[Aim] Pick out each line containing the string "concejala".

[Extracted material]

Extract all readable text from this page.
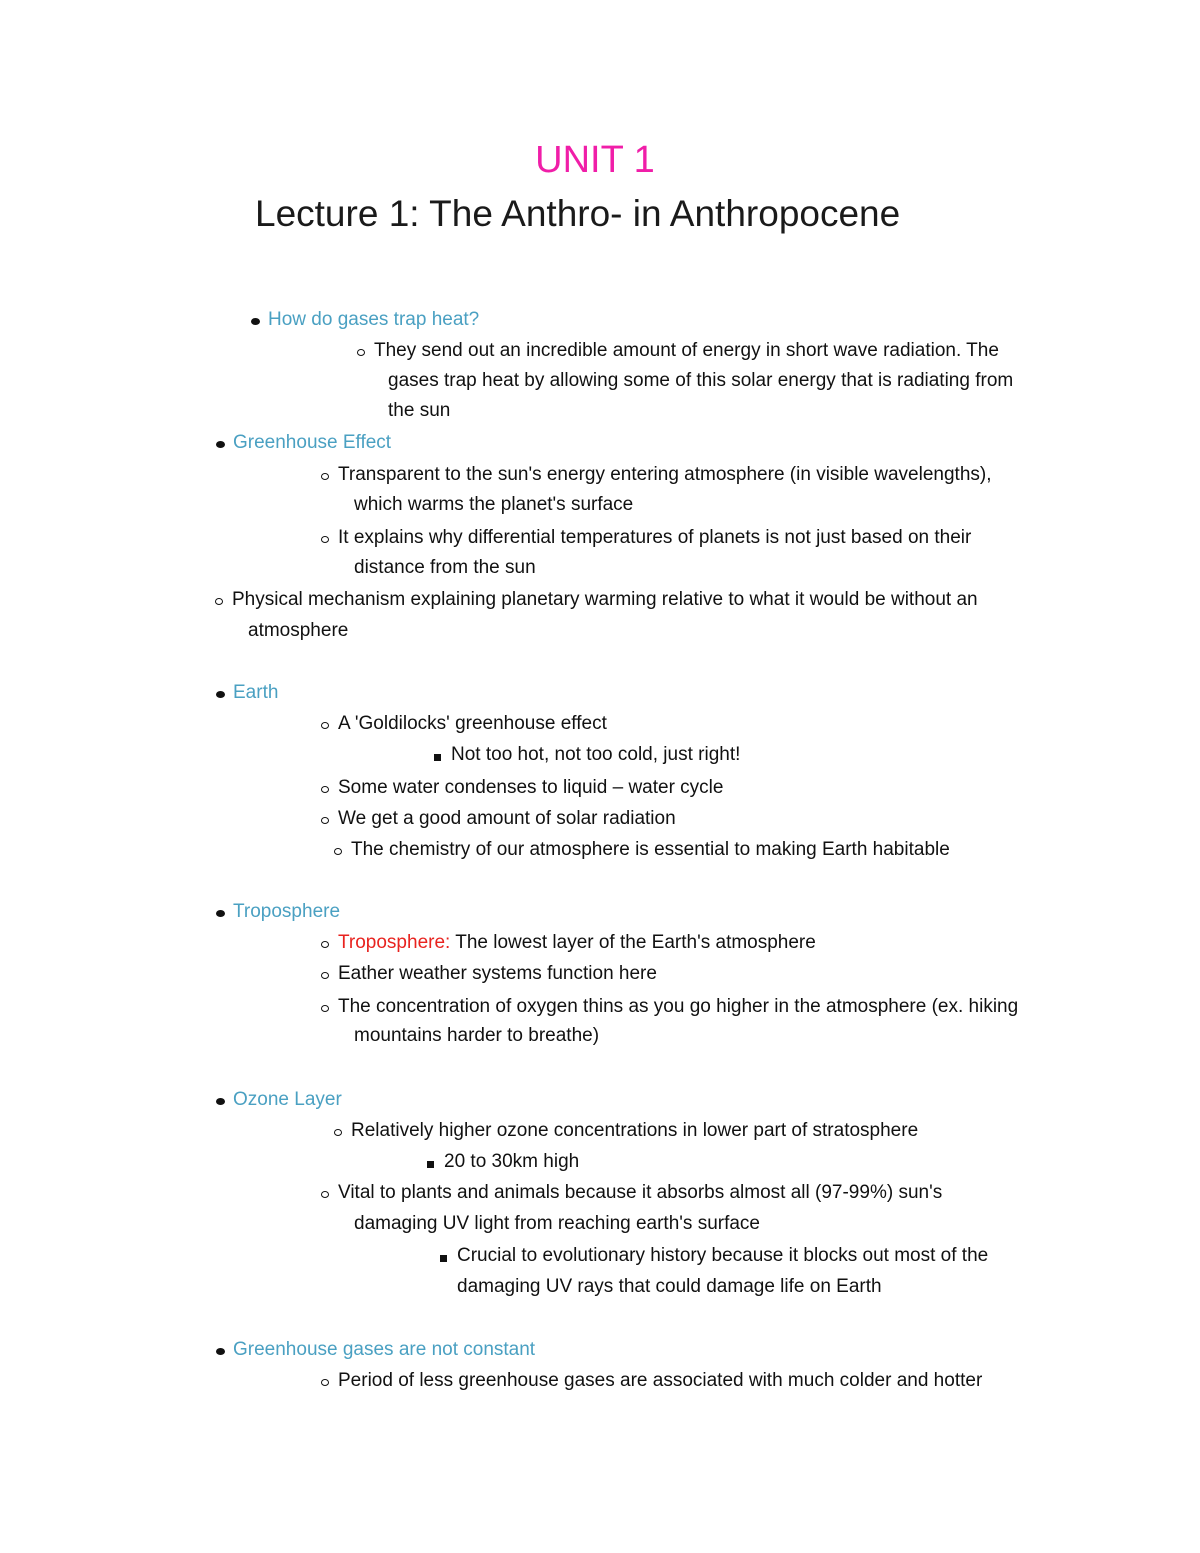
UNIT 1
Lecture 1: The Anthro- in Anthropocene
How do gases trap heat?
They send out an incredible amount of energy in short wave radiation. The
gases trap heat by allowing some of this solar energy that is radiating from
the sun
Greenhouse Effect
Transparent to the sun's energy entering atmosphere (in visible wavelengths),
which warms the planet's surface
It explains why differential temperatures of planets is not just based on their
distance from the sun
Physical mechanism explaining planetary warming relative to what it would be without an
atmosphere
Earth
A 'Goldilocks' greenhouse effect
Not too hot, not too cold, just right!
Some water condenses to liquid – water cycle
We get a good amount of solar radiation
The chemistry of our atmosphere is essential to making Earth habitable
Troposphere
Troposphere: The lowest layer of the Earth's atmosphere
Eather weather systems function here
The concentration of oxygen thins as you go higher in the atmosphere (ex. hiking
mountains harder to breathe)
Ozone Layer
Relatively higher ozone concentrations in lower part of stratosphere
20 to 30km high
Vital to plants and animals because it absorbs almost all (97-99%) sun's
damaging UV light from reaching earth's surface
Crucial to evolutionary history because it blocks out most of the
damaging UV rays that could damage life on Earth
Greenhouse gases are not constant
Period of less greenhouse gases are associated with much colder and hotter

---

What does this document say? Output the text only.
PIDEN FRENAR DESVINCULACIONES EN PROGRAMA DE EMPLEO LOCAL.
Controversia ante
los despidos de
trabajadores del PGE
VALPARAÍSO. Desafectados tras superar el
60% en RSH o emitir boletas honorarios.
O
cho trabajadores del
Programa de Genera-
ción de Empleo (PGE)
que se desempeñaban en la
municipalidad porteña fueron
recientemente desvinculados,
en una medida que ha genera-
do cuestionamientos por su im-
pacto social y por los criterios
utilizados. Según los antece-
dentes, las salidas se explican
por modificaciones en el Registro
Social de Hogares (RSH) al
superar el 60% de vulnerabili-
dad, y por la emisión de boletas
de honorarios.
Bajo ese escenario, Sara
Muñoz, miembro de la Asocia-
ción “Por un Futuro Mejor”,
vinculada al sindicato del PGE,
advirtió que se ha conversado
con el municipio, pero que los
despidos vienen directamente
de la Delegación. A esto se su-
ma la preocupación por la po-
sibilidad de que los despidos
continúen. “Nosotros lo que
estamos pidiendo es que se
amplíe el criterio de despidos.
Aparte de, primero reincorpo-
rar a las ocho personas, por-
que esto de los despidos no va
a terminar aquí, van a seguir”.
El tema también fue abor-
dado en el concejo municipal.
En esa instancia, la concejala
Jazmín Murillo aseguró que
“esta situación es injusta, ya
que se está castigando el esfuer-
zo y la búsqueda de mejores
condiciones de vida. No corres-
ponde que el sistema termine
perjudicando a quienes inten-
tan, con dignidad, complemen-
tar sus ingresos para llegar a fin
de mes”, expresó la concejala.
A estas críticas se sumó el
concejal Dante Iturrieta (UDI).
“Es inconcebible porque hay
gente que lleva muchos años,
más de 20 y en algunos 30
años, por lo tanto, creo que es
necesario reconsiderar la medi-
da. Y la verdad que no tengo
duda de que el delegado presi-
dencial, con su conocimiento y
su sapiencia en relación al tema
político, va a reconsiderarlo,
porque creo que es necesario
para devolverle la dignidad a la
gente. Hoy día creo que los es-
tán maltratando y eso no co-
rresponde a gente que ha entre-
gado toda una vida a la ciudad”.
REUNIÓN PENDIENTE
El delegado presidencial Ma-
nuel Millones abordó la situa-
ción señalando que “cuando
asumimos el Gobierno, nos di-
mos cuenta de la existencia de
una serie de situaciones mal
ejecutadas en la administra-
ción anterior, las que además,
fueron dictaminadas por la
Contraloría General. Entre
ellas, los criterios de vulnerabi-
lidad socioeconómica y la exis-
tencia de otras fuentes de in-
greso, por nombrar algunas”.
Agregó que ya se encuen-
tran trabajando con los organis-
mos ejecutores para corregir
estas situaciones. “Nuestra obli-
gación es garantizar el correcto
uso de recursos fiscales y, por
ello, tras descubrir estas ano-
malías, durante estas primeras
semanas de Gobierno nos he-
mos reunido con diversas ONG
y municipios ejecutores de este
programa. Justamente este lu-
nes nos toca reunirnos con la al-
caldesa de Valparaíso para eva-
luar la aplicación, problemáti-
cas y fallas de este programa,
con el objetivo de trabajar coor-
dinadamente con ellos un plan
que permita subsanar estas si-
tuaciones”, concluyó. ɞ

* * *

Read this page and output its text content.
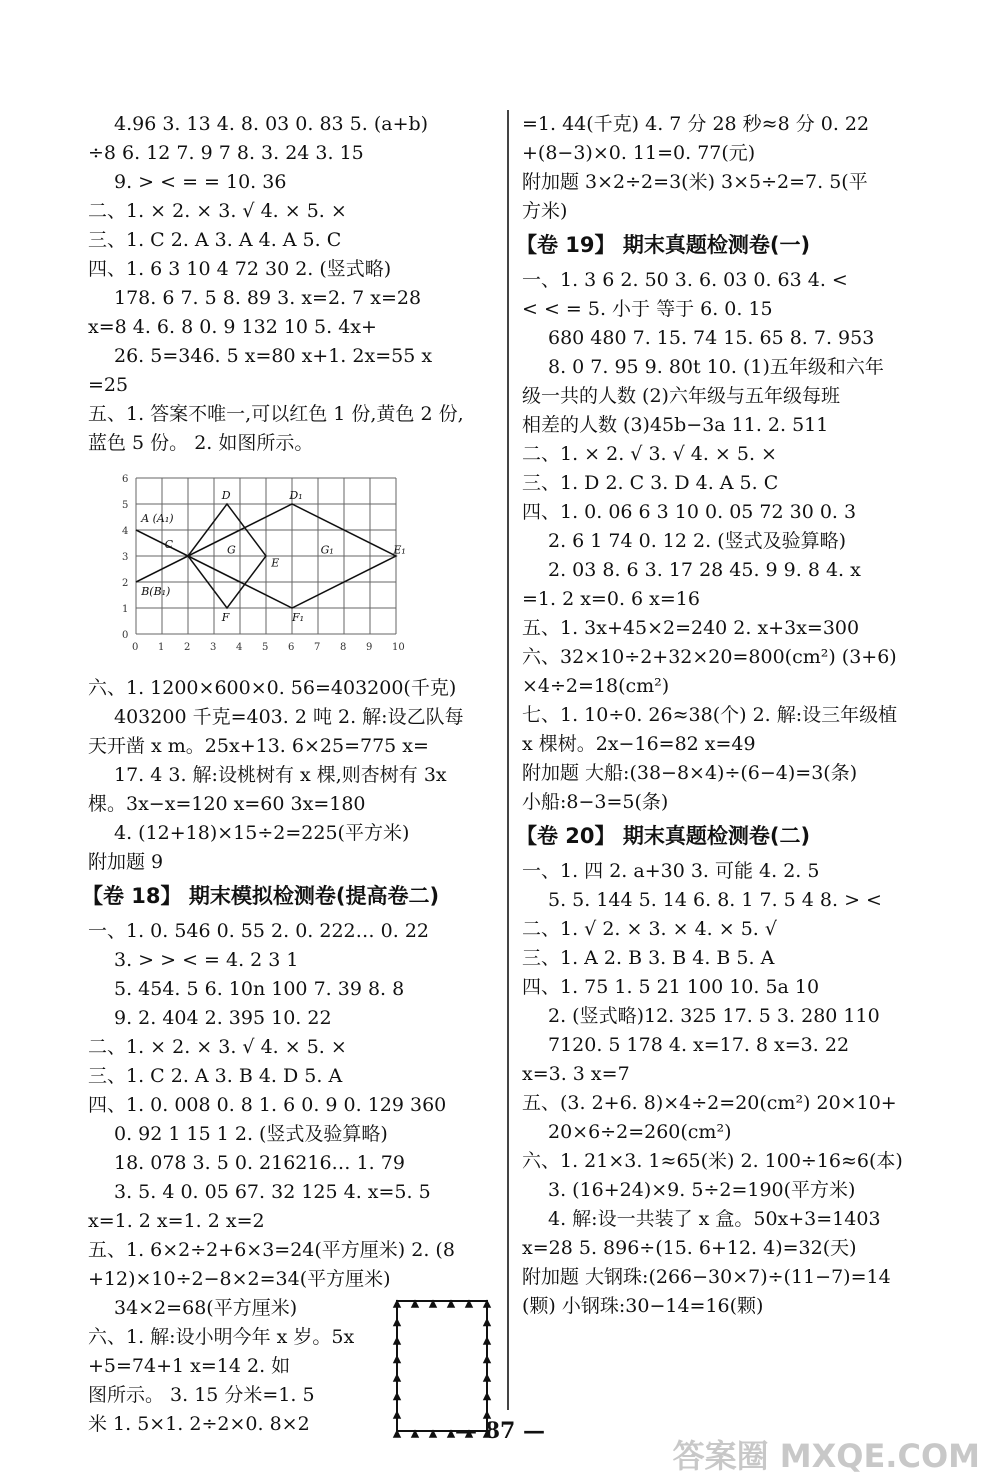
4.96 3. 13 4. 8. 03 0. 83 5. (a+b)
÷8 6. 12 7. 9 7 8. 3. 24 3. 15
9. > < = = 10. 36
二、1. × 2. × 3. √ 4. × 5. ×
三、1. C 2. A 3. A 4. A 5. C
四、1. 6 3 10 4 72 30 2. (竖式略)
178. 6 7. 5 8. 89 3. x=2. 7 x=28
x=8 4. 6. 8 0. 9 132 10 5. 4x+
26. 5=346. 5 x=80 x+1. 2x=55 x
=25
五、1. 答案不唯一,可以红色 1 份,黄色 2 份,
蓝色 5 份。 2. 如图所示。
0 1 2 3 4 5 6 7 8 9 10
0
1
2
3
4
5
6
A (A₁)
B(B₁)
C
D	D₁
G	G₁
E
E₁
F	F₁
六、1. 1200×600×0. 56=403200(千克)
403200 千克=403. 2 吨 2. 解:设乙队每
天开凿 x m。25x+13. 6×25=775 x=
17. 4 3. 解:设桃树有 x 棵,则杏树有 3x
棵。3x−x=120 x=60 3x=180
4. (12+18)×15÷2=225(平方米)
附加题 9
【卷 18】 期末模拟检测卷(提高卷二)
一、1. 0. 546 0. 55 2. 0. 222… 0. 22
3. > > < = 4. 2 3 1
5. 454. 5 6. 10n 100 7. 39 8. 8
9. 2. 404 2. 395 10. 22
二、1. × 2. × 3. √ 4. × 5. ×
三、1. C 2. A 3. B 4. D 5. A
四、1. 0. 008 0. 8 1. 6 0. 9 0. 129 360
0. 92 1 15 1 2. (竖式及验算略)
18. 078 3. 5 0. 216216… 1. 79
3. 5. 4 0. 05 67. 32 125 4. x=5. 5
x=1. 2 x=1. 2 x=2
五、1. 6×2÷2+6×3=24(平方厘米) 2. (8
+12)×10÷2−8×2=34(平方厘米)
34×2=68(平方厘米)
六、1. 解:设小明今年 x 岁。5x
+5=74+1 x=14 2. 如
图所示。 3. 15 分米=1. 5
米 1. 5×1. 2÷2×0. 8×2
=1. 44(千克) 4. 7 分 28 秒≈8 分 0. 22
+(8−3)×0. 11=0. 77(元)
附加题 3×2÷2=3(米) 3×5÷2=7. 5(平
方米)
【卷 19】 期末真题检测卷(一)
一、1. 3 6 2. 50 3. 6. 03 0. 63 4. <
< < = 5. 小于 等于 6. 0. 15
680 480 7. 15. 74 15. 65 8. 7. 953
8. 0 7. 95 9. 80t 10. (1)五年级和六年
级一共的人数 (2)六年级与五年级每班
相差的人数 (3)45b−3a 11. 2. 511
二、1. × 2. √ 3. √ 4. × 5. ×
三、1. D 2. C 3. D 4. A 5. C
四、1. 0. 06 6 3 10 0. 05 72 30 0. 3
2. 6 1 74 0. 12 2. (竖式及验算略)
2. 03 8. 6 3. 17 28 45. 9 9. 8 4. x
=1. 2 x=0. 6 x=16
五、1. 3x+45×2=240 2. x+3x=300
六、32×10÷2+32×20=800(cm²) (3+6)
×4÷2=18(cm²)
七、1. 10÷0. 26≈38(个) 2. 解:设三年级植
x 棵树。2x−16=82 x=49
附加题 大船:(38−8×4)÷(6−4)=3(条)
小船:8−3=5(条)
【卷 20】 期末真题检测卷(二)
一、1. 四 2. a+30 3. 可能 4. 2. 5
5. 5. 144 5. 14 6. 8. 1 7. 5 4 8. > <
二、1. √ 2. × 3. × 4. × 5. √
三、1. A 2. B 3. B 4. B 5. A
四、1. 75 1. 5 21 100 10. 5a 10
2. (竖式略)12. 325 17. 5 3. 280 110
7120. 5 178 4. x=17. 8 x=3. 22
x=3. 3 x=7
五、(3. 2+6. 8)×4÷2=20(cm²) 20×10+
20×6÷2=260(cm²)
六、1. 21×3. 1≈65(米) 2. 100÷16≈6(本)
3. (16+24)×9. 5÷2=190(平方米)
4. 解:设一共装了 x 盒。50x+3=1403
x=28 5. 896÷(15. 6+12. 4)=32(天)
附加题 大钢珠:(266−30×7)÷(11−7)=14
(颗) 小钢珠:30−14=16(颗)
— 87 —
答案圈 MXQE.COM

[Solution]
En esa instancia, la concejala
de mes”, expresó la concejala.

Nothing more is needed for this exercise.